■ **WHAT YOU ARE ASKED TO DO**: Return the lines of the material unchanged, from the line with "quantity-label: Planned bbox=[695, 255, 774, 280]" to the line with "unit-text: KG bbox=[1262, 255, 1294, 280]", including both of those lines.

(Rows from a dataset)
************

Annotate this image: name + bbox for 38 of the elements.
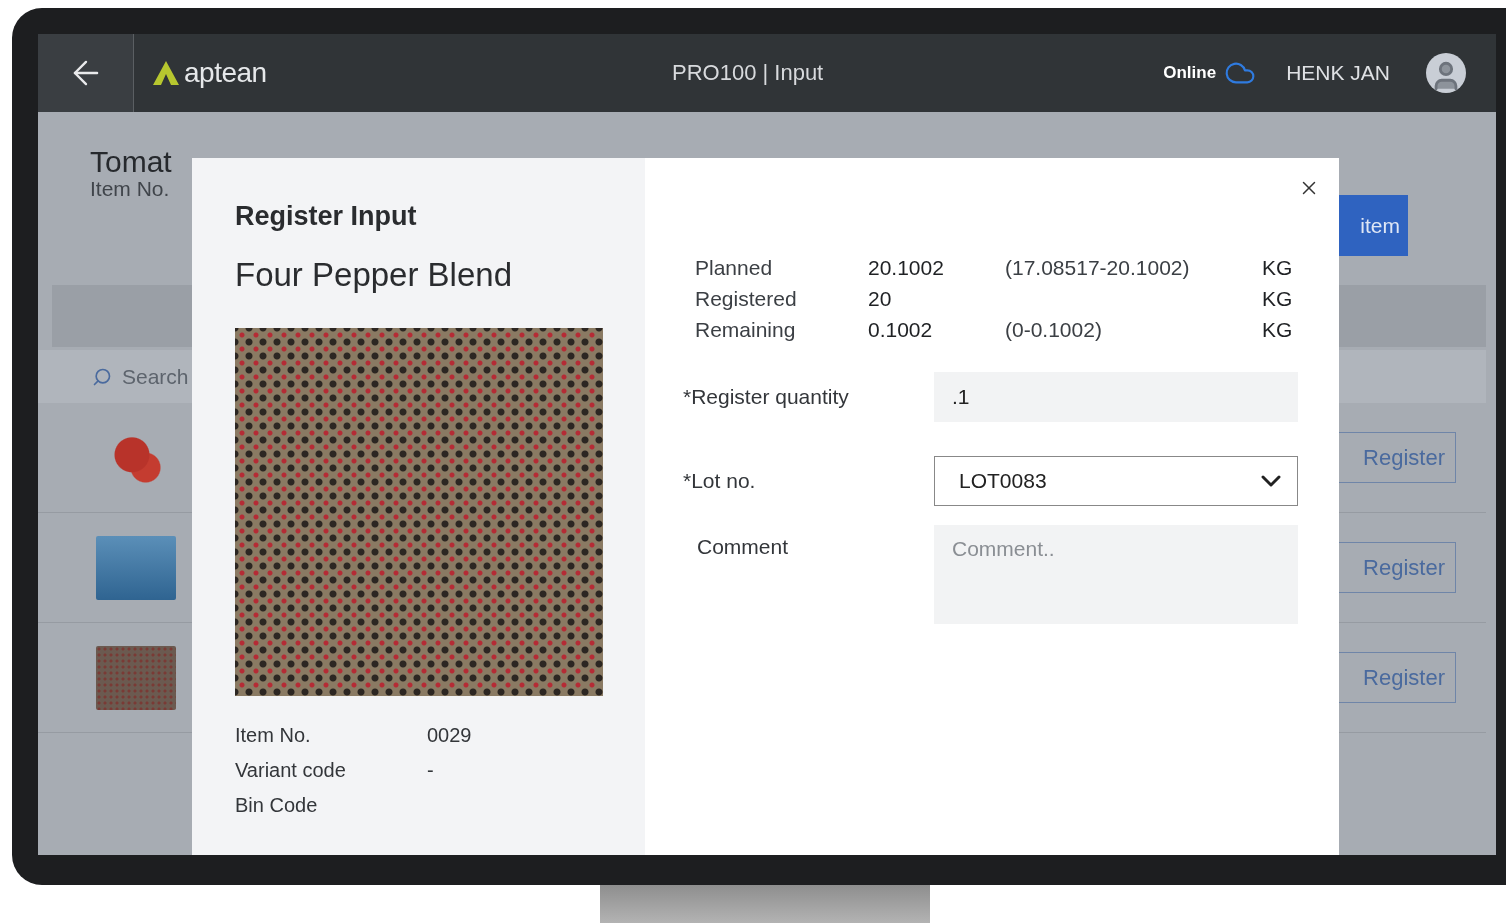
quantity-label: Planned bbox=[695, 255, 774, 280]
detail-label: Variant code bbox=[235, 759, 347, 782]
field-label: Comment bbox=[696, 534, 790, 559]
page-title: PRO100 | Input bbox=[671, 60, 825, 86]
unit-text: KG bbox=[1262, 317, 1294, 342]
register-button[interactable]: Register bbox=[1339, 432, 1456, 483]
register-button[interactable]: Register bbox=[1339, 542, 1456, 593]
quantity-value: 0.1002 bbox=[868, 317, 934, 342]
unit-text: KG bbox=[1262, 255, 1294, 280]
user-avatar[interactable] bbox=[1426, 53, 1466, 93]
quantity-field[interactable]: .1 bbox=[934, 372, 1298, 422]
item-number-label: Item No. bbox=[90, 178, 171, 200]
lot-dropdown[interactable]: LOT0083 bbox=[934, 456, 1298, 506]
quantity-label: Remaining bbox=[695, 317, 797, 342]
quantity-range: (17.08517-20.1002) bbox=[1005, 255, 1191, 280]
item-title: Tomat bbox=[90, 146, 173, 178]
detail-label: Item No. bbox=[235, 724, 312, 747]
item-name: Four Pepper Blend bbox=[235, 256, 513, 294]
search-icon bbox=[92, 366, 112, 387]
logo-text: aptean bbox=[184, 57, 267, 89]
detail-value: - bbox=[427, 759, 435, 782]
quantity-range: (0-0.1002) bbox=[1005, 317, 1103, 342]
detail-value: 0029 bbox=[427, 724, 473, 747]
user-name: HENK JAN bbox=[1286, 61, 1390, 85]
search-field[interactable]: Search bbox=[38, 350, 192, 403]
quantity-value: 20.1002 bbox=[868, 255, 945, 280]
quantity-value: 20 bbox=[868, 286, 893, 311]
comment-field[interactable]: Comment.. bbox=[934, 525, 1298, 624]
unit-text: KG bbox=[1262, 286, 1294, 311]
field-label: *Lot no. bbox=[683, 469, 757, 493]
add-item-button[interactable]: item bbox=[1339, 195, 1408, 256]
status-text: Online bbox=[1163, 63, 1217, 83]
quantity-label: Registered bbox=[695, 286, 798, 311]
field-label: *Register quantity bbox=[683, 385, 850, 409]
detail-label: Bin Code bbox=[235, 794, 319, 817]
register-button[interactable]: Register bbox=[1339, 652, 1456, 703]
dialog-title: Register Input bbox=[235, 201, 418, 232]
logo-icon bbox=[152, 60, 180, 86]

************

■ **RESULT BELOW**:
quantity-label: Planned bbox=[695, 255, 774, 280]
detail-label: Variant code bbox=[235, 759, 347, 782]
field-label: Comment bbox=[696, 534, 790, 559]
page-title: PRO100 | Input bbox=[671, 60, 825, 86]
unit-text: KG bbox=[1262, 317, 1294, 342]
register-button[interactable]: Register bbox=[1339, 432, 1456, 483]
register-button[interactable]: Register bbox=[1339, 542, 1456, 593]
quantity-value: 0.1002 bbox=[868, 317, 934, 342]
unit-text: KG bbox=[1262, 255, 1294, 280]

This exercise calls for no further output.